### Records for the task
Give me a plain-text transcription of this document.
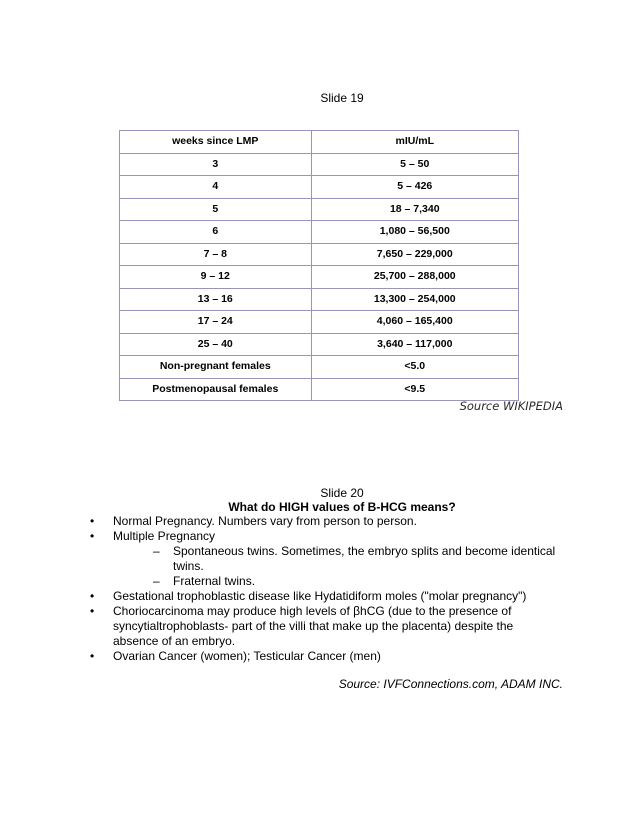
Slide 19
weeks since LMP	mIU/mL
3	5 – 50
4	5 – 426
5	18 – 7,340
6	1,080 – 56,500
7 – 8	7,650 – 229,000
9 – 12	25,700 – 288,000
13 – 16	13,300 – 254,000
17 – 24	4,060 – 165,400
25 – 40	3,640 – 117,000
Non-pregnant females	<5.0
Postmenopausal females	<9.5
Source WIKIPEDIA
Slide 20
What do HIGH values of B-HCG means?
• Normal Pregnancy. Numbers vary from person to person.
• Multiple Pregnancy
– Spontaneous twins. Sometimes, the embryo splits and become identical twins.
– Fraternal twins.
• Gestational trophoblastic disease like Hydatidiform moles ("molar pregnancy")
• Choriocarcinoma may produce high levels of βhCG (due to the presence of syncytialtrophoblasts- part of the villi that make up the placenta) despite the absence of an embryo.
• Ovarian Cancer (women); Testicular Cancer (men)
Source: IVFConnections.com, ADAM INC.
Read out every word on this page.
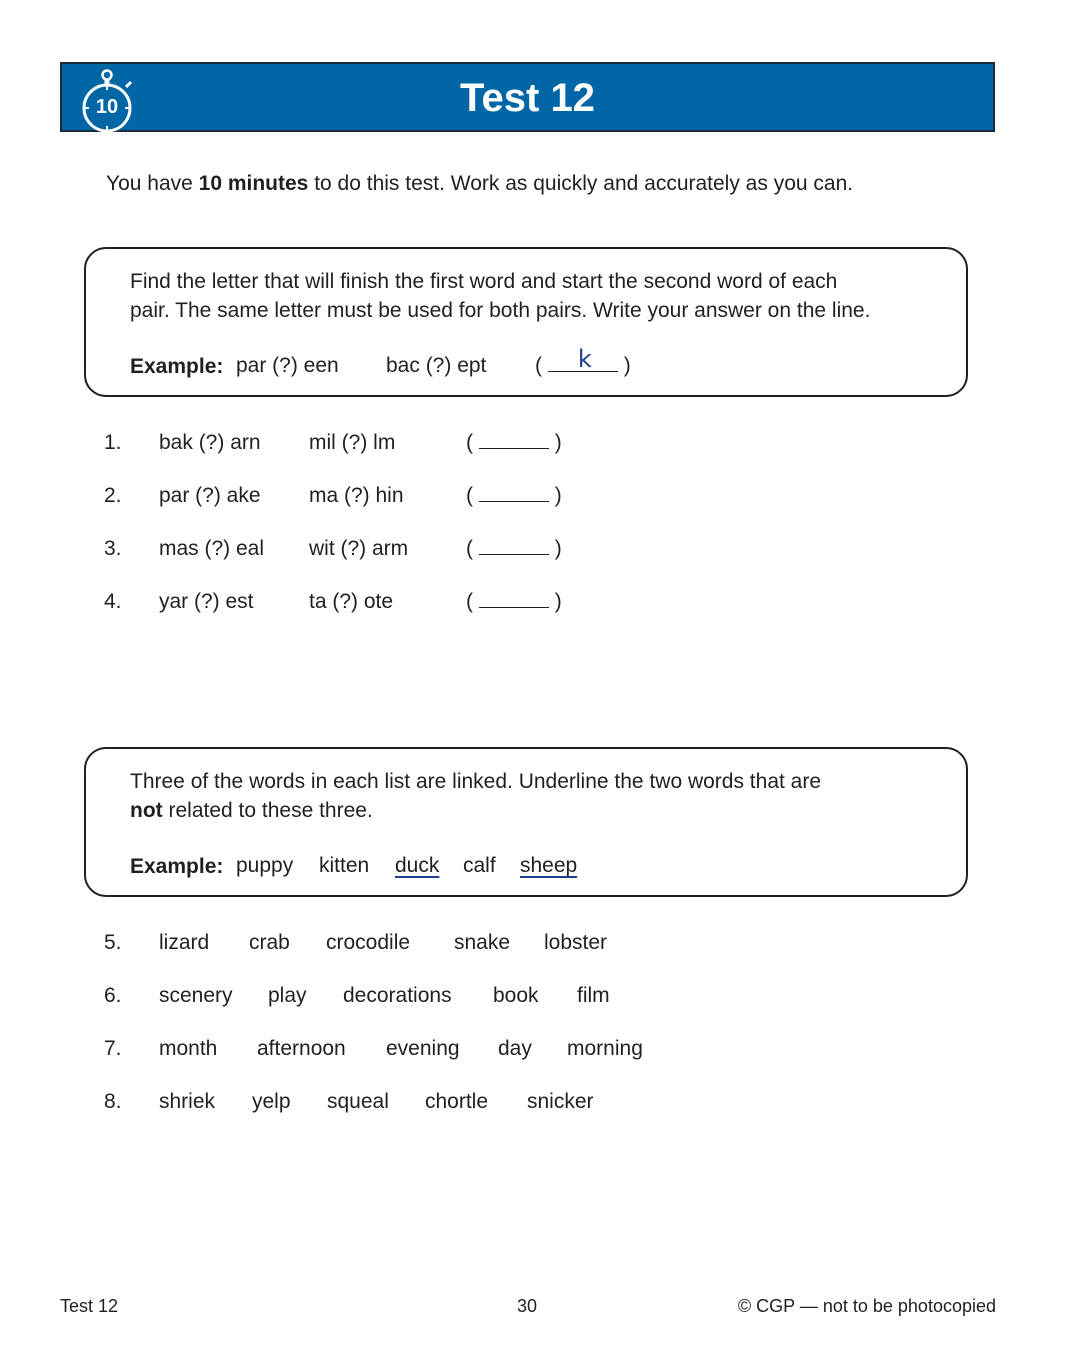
10	Test 12
You have 10 minutes to do this test. Work as quickly and accurately as you can.
Find the letter that will finish the first word and start the second word of each
pair. The same letter must be used for both pairs. Write your answer on the line.
Example: par (?) een bac (?) ept ( k )
1. bak (?) arn mil (?) lm	(	)
2. par (?) ake ma (?) hin	(	)
3. mas (?) eal wit (?) arm	(	)
4. yar (?) est	ta (?) ote	(	)
Three of the words in each list are linked. Underline the two words that are
not related to these three.
Example: puppy kitten duck calf sheep
5. lizard crab crocodile snake lobster
6. scenery play decorations book film
7. month afternoon evening day morning
8. shriek yelp squeal chortle snicker
Test 12	30	© CGP — not to be photocopied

### To do
Every entry above should be duplicated exactly. Do not include the images.

### Exercise solution
Give me a plain-text transcription of this document.
Slide 19
weeks since LMP	mIU/mL
3	5 – 50
4	5 – 426
5	18 – 7,340
6	1,080 – 56,500
7 – 8	7,650 – 229,000
9 – 12	25,700 – 288,000
13 – 16	13,300 – 254,000
17 – 24	4,060 – 165,400
25 – 40	3,640 – 117,000
Non-pregnant females	<5.0
Postmenopausal females	<9.5
Source WIKIPEDIA
Slide 20
What do HIGH values of B-HCG means?
• Normal Pregnancy. Numbers vary from person to person.
• Multiple Pregnancy
– Spontaneous twins. Sometimes, the embryo splits and become identical twins.
– Fraternal twins.
• Gestational trophoblastic disease like Hydatidiform moles ("molar pregnancy")
• Choriocarcinoma may produce high levels of βhCG (due to the presence of syncytialtrophoblasts- part of the villi that make up the placenta) despite the absence of an embryo.
• Ovarian Cancer (women); Testicular Cancer (men)
Source: IVFConnections.com, ADAM INC.
Read out every word on this page.
10	Test 12
You have 10 minutes to do this test. Work as quickly and accurately as you can.
Find the letter that will finish the first word and start the second word of each
pair. The same letter must be used for both pairs. Write your answer on the line.
Example: par (?) een bac (?) ept ( k )
1. bak (?) arn mil (?) lm	(	)
2. par (?) ake ma (?) hin	(	)
3. mas (?) eal wit (?) arm	(	)
4. yar (?) est	ta (?) ote	(	)
Three of the words in each list are linked. Underline the two words that are
not related to these three.
Example: puppy kitten duck calf sheep
5. lizard crab crocodile snake lobster
6. scenery play decorations book film
7. month afternoon evening day morning
8. shriek yelp squeal chortle snicker
Test 12	30	© CGP — not to be photocopied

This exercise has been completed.